__Explore the material__.
A) Return the passage from the GraphQL notes starting with "The JsonGraphType can" and going on through "returned without escaping.", copied word for word.
B) According to the GraphQL notes, how must a value be passed when JsonGraphType is used as an input graph type?
C) List every file extension mentioned in the GraphQL notes.

Source document START

The JsonGraphType can also be used as an input graph type, in which case you must pass the value as an escaped string. This differs from as an output type, where actual JSON is returned without escaping.

Consuming the GraphQL API from the frontend

  • Favor separating your queries into .graphql files; do not comingle them with your code.
    • This provides good separation of concerns, and with a tool like graphql-tag/loader you can import the file as if it were Javascript
    • Statically analyzable queries make things easier when you want to validate all your queries at build time, run a security whitelist, and other common operations
    • When this is not possible (e.g. currently with Angular, you cannot customize the build to add the graphql loader), separate your queries into .js or .ts files that contain only queries, for example mycomponent.graphql.ts for Angular components
  • Never use dynamic string-concatenated queries (with non-GraphQL variables in the query text). Query variables should always be GraphQL query variables.

Source document END
Recorded data START

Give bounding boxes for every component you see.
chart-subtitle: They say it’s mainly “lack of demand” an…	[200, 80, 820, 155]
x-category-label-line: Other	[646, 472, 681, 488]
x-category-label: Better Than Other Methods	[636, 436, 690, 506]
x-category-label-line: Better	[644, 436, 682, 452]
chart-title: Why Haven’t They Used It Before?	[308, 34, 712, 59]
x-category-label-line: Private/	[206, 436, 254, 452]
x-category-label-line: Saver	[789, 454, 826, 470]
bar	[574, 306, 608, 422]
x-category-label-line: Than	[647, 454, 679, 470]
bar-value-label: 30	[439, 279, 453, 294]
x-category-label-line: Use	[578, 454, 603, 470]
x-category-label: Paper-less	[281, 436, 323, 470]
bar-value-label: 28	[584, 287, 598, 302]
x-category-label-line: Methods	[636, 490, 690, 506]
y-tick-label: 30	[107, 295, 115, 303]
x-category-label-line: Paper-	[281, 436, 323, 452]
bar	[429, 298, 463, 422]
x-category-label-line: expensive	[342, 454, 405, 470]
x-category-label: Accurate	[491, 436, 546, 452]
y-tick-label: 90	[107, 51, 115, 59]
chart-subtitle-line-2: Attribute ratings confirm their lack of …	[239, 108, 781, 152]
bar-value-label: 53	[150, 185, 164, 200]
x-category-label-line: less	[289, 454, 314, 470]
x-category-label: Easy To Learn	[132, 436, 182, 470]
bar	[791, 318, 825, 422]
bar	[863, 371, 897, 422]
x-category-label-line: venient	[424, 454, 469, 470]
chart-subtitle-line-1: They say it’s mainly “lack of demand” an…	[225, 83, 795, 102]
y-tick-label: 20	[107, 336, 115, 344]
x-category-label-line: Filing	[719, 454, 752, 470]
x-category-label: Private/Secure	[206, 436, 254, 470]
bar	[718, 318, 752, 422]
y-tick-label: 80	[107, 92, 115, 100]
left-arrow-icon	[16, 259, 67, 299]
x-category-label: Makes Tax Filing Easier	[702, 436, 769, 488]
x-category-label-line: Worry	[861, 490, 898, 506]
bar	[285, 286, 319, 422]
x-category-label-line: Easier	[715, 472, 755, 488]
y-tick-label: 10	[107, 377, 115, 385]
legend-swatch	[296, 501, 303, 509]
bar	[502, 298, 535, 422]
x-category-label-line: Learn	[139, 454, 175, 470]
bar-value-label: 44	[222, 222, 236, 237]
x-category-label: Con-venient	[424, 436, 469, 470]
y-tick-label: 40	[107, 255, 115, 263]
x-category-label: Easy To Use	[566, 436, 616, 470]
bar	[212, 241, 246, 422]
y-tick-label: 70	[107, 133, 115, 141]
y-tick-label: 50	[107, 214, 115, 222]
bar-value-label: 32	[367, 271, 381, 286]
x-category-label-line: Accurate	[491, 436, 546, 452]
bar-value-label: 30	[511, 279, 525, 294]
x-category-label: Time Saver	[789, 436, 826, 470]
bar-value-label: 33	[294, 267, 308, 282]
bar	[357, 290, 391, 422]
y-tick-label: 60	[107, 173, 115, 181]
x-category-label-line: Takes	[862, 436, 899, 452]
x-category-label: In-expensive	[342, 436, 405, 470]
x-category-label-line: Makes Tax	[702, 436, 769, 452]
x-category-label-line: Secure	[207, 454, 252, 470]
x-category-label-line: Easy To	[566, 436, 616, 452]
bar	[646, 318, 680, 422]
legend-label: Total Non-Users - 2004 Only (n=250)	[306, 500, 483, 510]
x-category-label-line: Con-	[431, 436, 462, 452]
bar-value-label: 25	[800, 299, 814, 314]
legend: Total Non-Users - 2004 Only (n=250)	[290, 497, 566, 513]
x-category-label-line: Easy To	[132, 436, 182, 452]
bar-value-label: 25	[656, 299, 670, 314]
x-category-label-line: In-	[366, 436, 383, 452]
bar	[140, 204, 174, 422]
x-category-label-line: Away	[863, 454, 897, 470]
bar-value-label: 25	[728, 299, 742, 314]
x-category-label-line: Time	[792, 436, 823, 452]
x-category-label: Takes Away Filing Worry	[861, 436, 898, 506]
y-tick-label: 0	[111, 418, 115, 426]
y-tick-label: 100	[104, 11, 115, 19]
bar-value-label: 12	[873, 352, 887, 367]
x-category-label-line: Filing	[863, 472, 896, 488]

Recorded data END

__Written responses__.
A)
The JsonGraphType can also be used as an input graph type, in which case you must pass the value as an escaped string. This differs from as an output type, where actual JSON is returned without escaping.

B) It must be passed as an escaped string.

C) .graphql, .js, .ts